WHAT YOU SHOULD DO
Each entry below is to be printed verbatim.
---
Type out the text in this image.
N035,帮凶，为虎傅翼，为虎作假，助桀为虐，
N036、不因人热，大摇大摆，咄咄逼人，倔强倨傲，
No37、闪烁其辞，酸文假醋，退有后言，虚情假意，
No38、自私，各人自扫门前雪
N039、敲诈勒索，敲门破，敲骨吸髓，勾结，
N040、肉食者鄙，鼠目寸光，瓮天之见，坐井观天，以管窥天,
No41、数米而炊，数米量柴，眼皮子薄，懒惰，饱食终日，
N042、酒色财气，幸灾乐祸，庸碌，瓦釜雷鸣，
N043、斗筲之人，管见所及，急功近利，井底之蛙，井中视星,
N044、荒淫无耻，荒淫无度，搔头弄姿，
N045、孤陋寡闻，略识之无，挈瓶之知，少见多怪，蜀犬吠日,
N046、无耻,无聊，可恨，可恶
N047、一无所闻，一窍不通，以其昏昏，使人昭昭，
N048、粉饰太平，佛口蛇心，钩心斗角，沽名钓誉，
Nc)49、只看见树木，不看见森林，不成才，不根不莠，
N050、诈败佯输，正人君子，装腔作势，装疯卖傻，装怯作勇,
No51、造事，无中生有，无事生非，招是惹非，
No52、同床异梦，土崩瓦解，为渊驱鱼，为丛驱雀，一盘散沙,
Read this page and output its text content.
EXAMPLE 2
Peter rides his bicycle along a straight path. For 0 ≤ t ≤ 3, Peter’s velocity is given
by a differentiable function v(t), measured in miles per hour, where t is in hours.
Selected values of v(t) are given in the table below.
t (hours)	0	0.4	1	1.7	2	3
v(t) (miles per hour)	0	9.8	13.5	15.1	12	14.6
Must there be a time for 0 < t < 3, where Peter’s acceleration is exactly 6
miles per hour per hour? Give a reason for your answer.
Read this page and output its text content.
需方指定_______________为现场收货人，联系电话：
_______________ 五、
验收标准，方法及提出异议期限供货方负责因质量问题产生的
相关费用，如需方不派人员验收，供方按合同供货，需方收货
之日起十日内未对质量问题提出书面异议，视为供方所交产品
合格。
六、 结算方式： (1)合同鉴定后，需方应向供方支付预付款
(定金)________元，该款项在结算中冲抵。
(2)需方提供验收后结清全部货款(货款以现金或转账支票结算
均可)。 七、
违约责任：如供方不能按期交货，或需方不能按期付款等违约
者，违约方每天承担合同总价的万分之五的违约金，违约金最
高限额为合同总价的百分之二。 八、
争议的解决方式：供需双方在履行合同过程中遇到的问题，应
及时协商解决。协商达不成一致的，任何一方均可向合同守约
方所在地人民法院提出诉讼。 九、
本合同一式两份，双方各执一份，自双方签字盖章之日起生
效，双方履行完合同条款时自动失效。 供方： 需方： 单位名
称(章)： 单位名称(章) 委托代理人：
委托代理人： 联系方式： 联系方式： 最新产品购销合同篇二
---
RESULT
Type out the text in this image.
N035,帮凶，为虎傅翼，为虎作假，助桀为虐，
N036、不因人热，大摇大摆，咄咄逼人，倔强倨傲，
No37、闪烁其辞，酸文假醋，退有后言，虚情假意，
No38、自私，各人自扫门前雪
N039、敲诈勒索，敲门破，敲骨吸髓，勾结，
N040、肉食者鄙，鼠目寸光，瓮天之见，坐井观天，以管窥天,
No41、数米而炊，数米量柴，眼皮子薄，懒惰，饱食终日，
N042、酒色财气，幸灾乐祸，庸碌，瓦釜雷鸣，
N043、斗筲之人，管见所及，急功近利，井底之蛙，井中视星,
N044、荒淫无耻，荒淫无度，搔头弄姿，
N045、孤陋寡闻，略识之无，挈瓶之知，少见多怪，蜀犬吠日,
N046、无耻,无聊，可恨，可恶
N047、一无所闻，一窍不通，以其昏昏，使人昭昭，
N048、粉饰太平，佛口蛇心，钩心斗角，沽名钓誉，
Nc)49、只看见树木，不看见森林，不成才，不根不莠，
N050、诈败佯输，正人君子，装腔作势，装疯卖傻，装怯作勇,
No51、造事，无中生有，无事生非，招是惹非，
No52、同床异梦，土崩瓦解，为渊驱鱼，为丛驱雀，一盘散沙,
Read this page and output its text content.
EXAMPLE 2
Peter rides his bicycle along a straight path. For 0 ≤ t ≤ 3, Peter’s velocity is given
by a differentiable function v(t), measured in miles per hour, where t is in hours.
Selected values of v(t) are given in the table below.
t (hours)	0	0.4	1	1.7	2	3
v(t) (miles per hour)	0	9.8	13.5	15.1	12	14.6
Must there be a time for 0 < t < 3, where Peter’s acceleration is exactly 6
miles per hour per hour? Give a reason for your answer.
Read this page and output its text content.
需方指定_______________为现场收货人，联系电话：
_______________ 五、
验收标准，方法及提出异议期限供货方负责因质量问题产生的
相关费用，如需方不派人员验收，供方按合同供货，需方收货
之日起十日内未对质量问题提出书面异议，视为供方所交产品
合格。
六、 结算方式： (1)合同鉴定后，需方应向供方支付预付款
(定金)________元，该款项在结算中冲抵。
(2)需方提供验收后结清全部货款(货款以现金或转账支票结算
均可)。 七、
违约责任：如供方不能按期交货，或需方不能按期付款等违约
者，违约方每天承担合同总价的万分之五的违约金，违约金最
高限额为合同总价的百分之二。 八、
争议的解决方式：供需双方在履行合同过程中遇到的问题，应
及时协商解决。协商达不成一致的，任何一方均可向合同守约
方所在地人民法院提出诉讼。 九、
本合同一式两份，双方各执一份，自双方签字盖章之日起生
效，双方履行完合同条款时自动失效。 供方： 需方： 单位名
称(章)： 单位名称(章) 委托代理人：
委托代理人： 联系方式： 联系方式： 最新产品购销合同篇二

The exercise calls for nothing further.